Recorded data:
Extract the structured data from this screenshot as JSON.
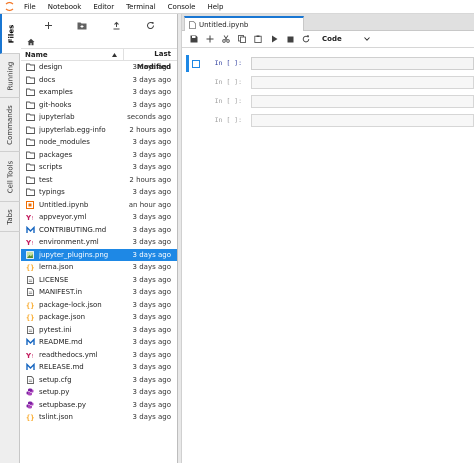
{
  "menu": [
    "File",
    "Notebook",
    "Editor",
    "Terminal",
    "Console",
    "Help"
  ],
  "sidetabs": [
    "Files",
    "Running",
    "Commands",
    "Cell Tools",
    "Tabs"
  ],
  "filebrowser": {
    "header": {
      "name": "Name",
      "modified": "Last Modified"
    },
    "rows": [
      {
        "name": "design",
        "modified": "3 days ago",
        "icon": "folder-icon"
      },
      {
        "name": "docs",
        "modified": "3 days ago",
        "icon": "folder-icon"
      },
      {
        "name": "examples",
        "modified": "3 days ago",
        "icon": "folder-icon"
      },
      {
        "name": "git-hooks",
        "modified": "3 days ago",
        "icon": "folder-icon"
      },
      {
        "name": "jupyterlab",
        "modified": "seconds ago",
        "icon": "folder-icon"
      },
      {
        "name": "jupyterlab.egg-info",
        "modified": "2 hours ago",
        "icon": "folder-icon"
      },
      {
        "name": "node_modules",
        "modified": "3 days ago",
        "icon": "folder-icon"
      },
      {
        "name": "packages",
        "modified": "3 days ago",
        "icon": "folder-icon"
      },
      {
        "name": "scripts",
        "modified": "3 days ago",
        "icon": "folder-icon"
      },
      {
        "name": "test",
        "modified": "2 hours ago",
        "icon": "folder-icon"
      },
      {
        "name": "typings",
        "modified": "3 days ago",
        "icon": "folder-icon"
      },
      {
        "name": "Untitled.ipynb",
        "modified": "an hour ago",
        "icon": "notebook-icon"
      },
      {
        "name": "appveyor.yml",
        "modified": "3 days ago",
        "icon": "yaml-icon"
      },
      {
        "name": "CONTRIBUTING.md",
        "modified": "3 days ago",
        "icon": "markdown-icon"
      },
      {
        "name": "environment.yml",
        "modified": "3 days ago",
        "icon": "yaml-icon"
      },
      {
        "name": "jupyter_plugins.png",
        "modified": "3 days ago",
        "icon": "image-icon",
        "selected": true
      },
      {
        "name": "lerna.json",
        "modified": "3 days ago",
        "icon": "json-icon"
      },
      {
        "name": "LICENSE",
        "modified": "3 days ago",
        "icon": "file-icon"
      },
      {
        "name": "MANIFEST.in",
        "modified": "3 days ago",
        "icon": "file-icon"
      },
      {
        "name": "package-lock.json",
        "modified": "3 days ago",
        "icon": "json-icon"
      },
      {
        "name": "package.json",
        "modified": "3 days ago",
        "icon": "json-icon"
      },
      {
        "name": "pytest.ini",
        "modified": "3 days ago",
        "icon": "file-icon"
      },
      {
        "name": "README.md",
        "modified": "3 days ago",
        "icon": "markdown-icon"
      },
      {
        "name": "readthedocs.yml",
        "modified": "3 days ago",
        "icon": "yaml-icon"
      },
      {
        "name": "RELEASE.md",
        "modified": "3 days ago",
        "icon": "markdown-icon"
      },
      {
        "name": "setup.cfg",
        "modified": "3 days ago",
        "icon": "file-icon"
      },
      {
        "name": "setup.py",
        "modified": "3 days ago",
        "icon": "python-icon"
      },
      {
        "name": "setupbase.py",
        "modified": "3 days ago",
        "icon": "python-icon"
      },
      {
        "name": "tslint.json",
        "modified": "3 days ago",
        "icon": "json-icon"
      }
    ]
  },
  "notebook": {
    "tab_title": "Untitled.ipynb",
    "cell_type": "Code",
    "cells": [
      {
        "prompt": "In [ ]:",
        "active": true
      },
      {
        "prompt": "In [ ]:",
        "active": false
      },
      {
        "prompt": "In [ ]:",
        "active": false
      },
      {
        "prompt": "In [ ]:",
        "active": false
      }
    ]
  },
  "colors": {
    "accent": "#1e88e5",
    "folder": "#5f6368",
    "yaml": "#c2185b",
    "markdown": "#1565c0",
    "json": "#f9a825",
    "python": "#7b1fa2",
    "notebook": "#ef6c00"
  }
}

- [Given instruction]: From the data above, work out how many lines hold "Untitled". Answer with the number alone.

- [Exercise answer]: 2